====== Texto para leer

El planteamiento también refleja que la responsabilidad no puede recaer únicamente en los adolescentes. Las familias, los centros educativos, las administraciones públicas y las propias empresas tecnológicas desempeñan un papel relevante a la hora de promover hábitos digitales más equilibrados.
Cuando el ocio digital afecta a la vida diaria
Las redes sociales y los videojuegos forman parte de la vida cotidiana de millones de jóvenes y, utilizados de manera moderada, pueden ofrecer entretenimiento, comunicación y aprendizaje. El riesgo aparece cuando su consumo se convierte en una actividad difícil de controlar o desplaza otras áreas esenciales.

============
====== Ítems seleccionados

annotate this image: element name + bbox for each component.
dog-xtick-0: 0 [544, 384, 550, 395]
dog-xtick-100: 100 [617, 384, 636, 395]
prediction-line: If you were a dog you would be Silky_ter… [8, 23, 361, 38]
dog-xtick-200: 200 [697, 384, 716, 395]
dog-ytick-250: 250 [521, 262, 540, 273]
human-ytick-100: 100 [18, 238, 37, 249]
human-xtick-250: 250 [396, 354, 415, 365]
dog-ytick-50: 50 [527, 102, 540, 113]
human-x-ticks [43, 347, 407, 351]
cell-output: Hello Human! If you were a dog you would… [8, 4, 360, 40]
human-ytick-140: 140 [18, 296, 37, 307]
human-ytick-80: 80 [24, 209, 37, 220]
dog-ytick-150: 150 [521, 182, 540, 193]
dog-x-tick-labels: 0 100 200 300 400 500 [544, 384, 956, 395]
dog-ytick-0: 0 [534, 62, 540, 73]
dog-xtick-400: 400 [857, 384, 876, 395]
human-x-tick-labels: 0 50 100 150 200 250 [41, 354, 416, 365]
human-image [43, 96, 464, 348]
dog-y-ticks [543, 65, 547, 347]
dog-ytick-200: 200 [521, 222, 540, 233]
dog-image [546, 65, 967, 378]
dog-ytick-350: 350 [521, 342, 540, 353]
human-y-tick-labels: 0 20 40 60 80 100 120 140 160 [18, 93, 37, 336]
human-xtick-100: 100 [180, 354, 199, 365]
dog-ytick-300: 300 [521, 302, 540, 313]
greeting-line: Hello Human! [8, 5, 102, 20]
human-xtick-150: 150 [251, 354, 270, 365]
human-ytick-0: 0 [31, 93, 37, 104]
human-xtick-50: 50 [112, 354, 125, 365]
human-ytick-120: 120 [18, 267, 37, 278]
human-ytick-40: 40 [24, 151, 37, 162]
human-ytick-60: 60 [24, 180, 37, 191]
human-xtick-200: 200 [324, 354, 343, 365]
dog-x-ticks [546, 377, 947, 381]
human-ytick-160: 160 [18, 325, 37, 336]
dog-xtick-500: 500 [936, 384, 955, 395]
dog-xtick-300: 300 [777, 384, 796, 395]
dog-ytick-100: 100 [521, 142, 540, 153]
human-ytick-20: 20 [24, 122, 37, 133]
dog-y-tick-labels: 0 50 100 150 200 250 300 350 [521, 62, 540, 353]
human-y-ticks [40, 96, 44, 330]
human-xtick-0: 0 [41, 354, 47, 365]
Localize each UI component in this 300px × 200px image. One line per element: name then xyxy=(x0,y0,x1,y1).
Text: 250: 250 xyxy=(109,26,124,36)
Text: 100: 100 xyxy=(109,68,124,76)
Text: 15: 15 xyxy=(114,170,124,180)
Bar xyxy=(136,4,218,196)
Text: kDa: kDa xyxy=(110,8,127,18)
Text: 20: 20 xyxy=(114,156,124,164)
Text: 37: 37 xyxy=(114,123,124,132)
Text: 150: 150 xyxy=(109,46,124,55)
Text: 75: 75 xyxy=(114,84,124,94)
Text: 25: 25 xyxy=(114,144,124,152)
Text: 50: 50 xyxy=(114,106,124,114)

============

- Comprueba tu comprensión
a) Transcribe del texto sobre el ocio digital el fragmento que comienza en "Cuando el ocio" y termina en "otras áreas esenciales.".
b) Según el texto sobre el ocio digital, ¿quiénes, además de los adolescentes, desempeñan un papel relevante para promover hábitos digitales más equilibrados?
Los ítems son un material aparte, sin relación con el texto.

- Respuestas por tarea
a)
Cuando el ocio digital afecta a la vida diaria
Las redes sociales y los videojuegos forman parte de la vida cotidiana de millones de jóvenes y, utilizados de manera moderada, pueden ofrecer entretenimiento, comunicación y aprendizaje. El riesgo aparece cuando su consumo se convierte en una actividad difícil de controlar o desplaza otras áreas esenciales.

b) Las familias, los centros educativos, las administraciones públicas y las propias empresas tecnológicas.